# ENTRIES SHOWN
----

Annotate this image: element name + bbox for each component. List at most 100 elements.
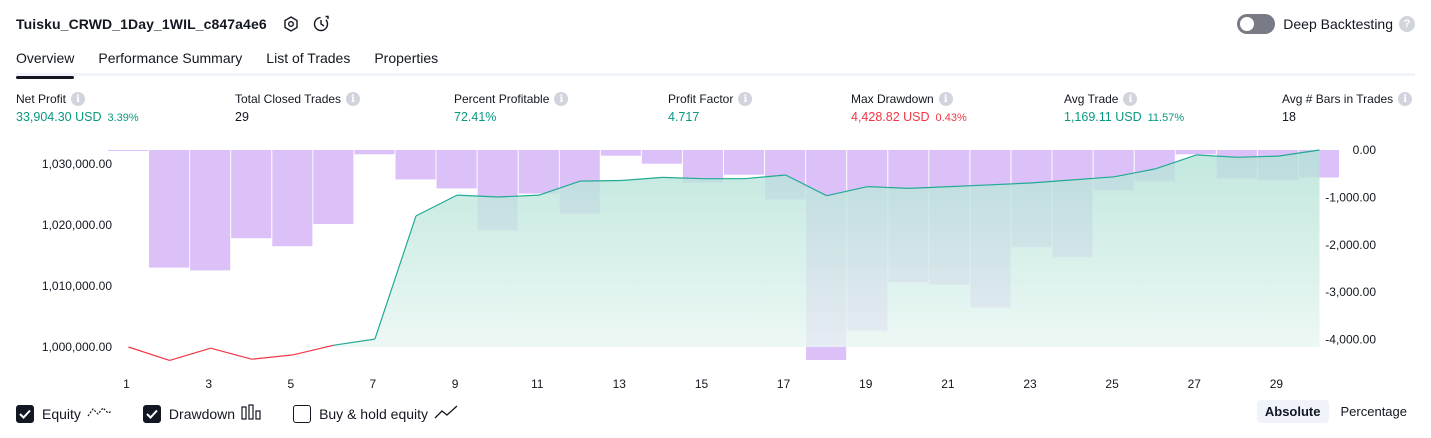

----

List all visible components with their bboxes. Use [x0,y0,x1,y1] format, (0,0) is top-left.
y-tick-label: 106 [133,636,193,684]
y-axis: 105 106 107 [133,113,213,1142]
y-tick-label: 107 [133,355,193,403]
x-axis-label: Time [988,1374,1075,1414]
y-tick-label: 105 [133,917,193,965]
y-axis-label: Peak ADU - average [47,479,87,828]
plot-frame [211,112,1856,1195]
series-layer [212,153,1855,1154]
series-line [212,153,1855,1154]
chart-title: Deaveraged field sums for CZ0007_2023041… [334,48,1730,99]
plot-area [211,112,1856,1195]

----

# WHAT YOU WILL DO
Reproduce the records between the lines holding "List all visible" and "plot-area [211,112,1856,1195]", inclusive, switching "components" to "elements" and leaving everything else unchanged.

# EXERCISE OUTPUT
List all visible elements with their bboxes. Use [x0,y0,x1,y1] format, (0,0) is top-left.
y-tick-label: 106 [133,636,193,684]
y-axis: 105 106 107 [133,113,213,1142]
y-tick-label: 107 [133,355,193,403]
x-axis-label: Time [988,1374,1075,1414]
y-tick-label: 105 [133,917,193,965]
y-axis-label: Peak ADU - average [47,479,87,828]
plot-frame [211,112,1856,1195]
series-layer [212,153,1855,1154]
series-line [212,153,1855,1154]
chart-title: Deaveraged field sums for CZ0007_2023041… [334,48,1730,99]
plot-area [211,112,1856,1195]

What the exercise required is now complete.